━━━━━ Input rows ━━━━━

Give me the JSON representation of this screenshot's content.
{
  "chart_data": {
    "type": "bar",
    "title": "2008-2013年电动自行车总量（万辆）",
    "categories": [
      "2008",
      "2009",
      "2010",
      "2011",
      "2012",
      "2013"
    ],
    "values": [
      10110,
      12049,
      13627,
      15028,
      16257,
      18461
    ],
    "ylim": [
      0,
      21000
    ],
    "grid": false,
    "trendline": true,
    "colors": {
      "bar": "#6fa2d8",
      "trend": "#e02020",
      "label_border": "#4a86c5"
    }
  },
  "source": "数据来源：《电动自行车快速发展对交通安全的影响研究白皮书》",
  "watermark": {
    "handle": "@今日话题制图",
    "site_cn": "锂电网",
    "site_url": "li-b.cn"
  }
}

━━━━━

Task to complete:
Type out all of the material again, word for word.

Exercise response:
Give me the JSON representation of this screenshot's content.
{
  "chart_data": {
    "type": "bar",
    "title": "2008-2013年电动自行车总量（万辆）",
    "categories": [
      "2008",
      "2009",
      "2010",
      "2011",
      "2012",
      "2013"
    ],
    "values": [
      10110,
      12049,
      13627,
      15028,
      16257,
      18461
    ],
    "ylim": [
      0,
      21000
    ],
    "grid": false,
    "trendline": true,
    "colors": {
      "bar": "#6fa2d8",
      "trend": "#e02020",
      "label_border": "#4a86c5"
    }
  },
  "source": "数据来源：《电动自行车快速发展对交通安全的影响研究白皮书》",
  "watermark": {
    "handle": "@今日话题制图",
    "site_cn": "锂电网",
    "site_url": "li-b.cn"
  }
}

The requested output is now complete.